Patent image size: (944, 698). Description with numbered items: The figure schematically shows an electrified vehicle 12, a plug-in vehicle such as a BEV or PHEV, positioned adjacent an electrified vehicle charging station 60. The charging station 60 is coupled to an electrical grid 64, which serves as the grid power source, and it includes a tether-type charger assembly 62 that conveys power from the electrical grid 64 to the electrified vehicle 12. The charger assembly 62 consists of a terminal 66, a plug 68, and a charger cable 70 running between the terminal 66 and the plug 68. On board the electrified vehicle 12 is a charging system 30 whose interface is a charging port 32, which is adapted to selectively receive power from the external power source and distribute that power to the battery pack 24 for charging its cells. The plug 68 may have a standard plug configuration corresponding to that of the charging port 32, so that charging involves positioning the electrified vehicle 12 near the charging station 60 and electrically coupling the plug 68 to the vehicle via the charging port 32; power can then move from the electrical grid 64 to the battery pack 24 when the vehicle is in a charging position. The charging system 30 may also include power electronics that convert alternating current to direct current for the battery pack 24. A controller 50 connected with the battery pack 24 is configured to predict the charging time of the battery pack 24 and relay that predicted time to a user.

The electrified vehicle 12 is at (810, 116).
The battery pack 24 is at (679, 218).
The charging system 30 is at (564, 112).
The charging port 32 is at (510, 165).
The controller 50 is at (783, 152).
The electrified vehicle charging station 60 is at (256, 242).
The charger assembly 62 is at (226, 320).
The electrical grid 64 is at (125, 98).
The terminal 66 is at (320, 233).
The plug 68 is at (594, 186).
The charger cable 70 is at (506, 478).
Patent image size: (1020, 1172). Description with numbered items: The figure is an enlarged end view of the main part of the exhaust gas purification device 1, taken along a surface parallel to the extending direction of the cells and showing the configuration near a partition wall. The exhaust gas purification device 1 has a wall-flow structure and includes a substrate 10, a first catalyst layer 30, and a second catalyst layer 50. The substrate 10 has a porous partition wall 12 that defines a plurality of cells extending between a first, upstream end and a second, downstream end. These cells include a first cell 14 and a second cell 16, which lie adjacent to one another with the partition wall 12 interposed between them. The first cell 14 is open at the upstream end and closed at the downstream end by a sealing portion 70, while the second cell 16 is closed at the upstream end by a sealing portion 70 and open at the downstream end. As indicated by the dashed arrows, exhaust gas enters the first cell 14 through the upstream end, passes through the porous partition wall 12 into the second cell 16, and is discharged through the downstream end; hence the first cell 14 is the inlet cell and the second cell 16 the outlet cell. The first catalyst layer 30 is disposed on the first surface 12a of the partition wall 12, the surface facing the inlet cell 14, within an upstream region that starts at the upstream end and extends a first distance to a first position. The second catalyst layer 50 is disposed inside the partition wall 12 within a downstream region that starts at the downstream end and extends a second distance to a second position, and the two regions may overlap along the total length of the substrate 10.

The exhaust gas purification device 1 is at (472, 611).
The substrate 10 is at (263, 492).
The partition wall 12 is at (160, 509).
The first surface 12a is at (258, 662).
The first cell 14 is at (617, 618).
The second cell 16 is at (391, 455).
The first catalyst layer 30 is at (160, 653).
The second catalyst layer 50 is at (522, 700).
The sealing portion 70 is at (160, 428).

★ ★ ★ ★

Task:
The answer should be the complete set of records, printed exactly.

Task result:
Patent image size: (944, 698). Description with numbered items: The figure schematically shows an electrified vehicle 12, a plug-in vehicle such as a BEV or PHEV, positioned adjacent an electrified vehicle charging station 60. The charging station 60 is coupled to an electrical grid 64, which serves as the grid power source, and it includes a tether-type charger assembly 62 that conveys power from the electrical grid 64 to the electrified vehicle 12. The charger assembly 62 consists of a terminal 66, a plug 68, and a charger cable 70 running between the terminal 66 and the plug 68. On board the electrified vehicle 12 is a charging system 30 whose interface is a charging port 32, which is adapted to selectively receive power from the external power source and distribute that power to the battery pack 24 for charging its cells. The plug 68 may have a standard plug configuration corresponding to that of the charging port 32, so that charging involves positioning the electrified vehicle 12 near the charging station 60 and electrically coupling the plug 68 to the vehicle via the charging port 32; power can then move from the electrical grid 64 to the battery pack 24 when the vehicle is in a charging position. The charging system 30 may also include power electronics that convert alternating current to direct current for the battery pack 24. A controller 50 connected with the battery pack 24 is configured to predict the charging time of the battery pack 24 and relay that predicted time to a user.

The electrified vehicle 12 is at (810, 116).
The battery pack 24 is at (679, 218).
The charging system 30 is at (564, 112).
The charging port 32 is at (510, 165).
The controller 50 is at (783, 152).
The electrified vehicle charging station 60 is at (256, 242).
The charger assembly 62 is at (226, 320).
The electrical grid 64 is at (125, 98).
The terminal 66 is at (320, 233).
The plug 68 is at (594, 186).
The charger cable 70 is at (506, 478).
Patent image size: (1020, 1172). Description with numbered items: The figure is an enlarged end view of the main part of the exhaust gas purification device 1, taken along a surface parallel to the extending direction of the cells and showing the configuration near a partition wall. The exhaust gas purification device 1 has a wall-flow structure and includes a substrate 10, a first catalyst layer 30, and a second catalyst layer 50. The substrate 10 has a porous partition wall 12 that defines a plurality of cells extending between a first, upstream end and a second, downstream end. These cells include a first cell 14 and a second cell 16, which lie adjacent to one another with the partition wall 12 interposed between them. The first cell 14 is open at the upstream end and closed at the downstream end by a sealing portion 70, while the second cell 16 is closed at the upstream end by a sealing portion 70 and open at the downstream end. As indicated by the dashed arrows, exhaust gas enters the first cell 14 through the upstream end, passes through the porous partition wall 12 into the second cell 16, and is discharged through the downstream end; hence the first cell 14 is the inlet cell and the second cell 16 the outlet cell. The first catalyst layer 30 is disposed on the first surface 12a of the partition wall 12, the surface facing the inlet cell 14, within an upstream region that starts at the upstream end and extends a first distance to a first position. The second catalyst layer 50 is disposed inside the partition wall 12 within a downstream region that starts at the downstream end and extends a second distance to a second position, and the two regions may overlap along the total length of the substrate 10.

The exhaust gas purification device 1 is at (472, 611).
The substrate 10 is at (263, 492).
The partition wall 12 is at (160, 509).
The first surface 12a is at (258, 662).
The first cell 14 is at (617, 618).
The second cell 16 is at (391, 455).
The first catalyst layer 30 is at (160, 653).
The second catalyst layer 50 is at (522, 700).
The sealing portion 70 is at (160, 428).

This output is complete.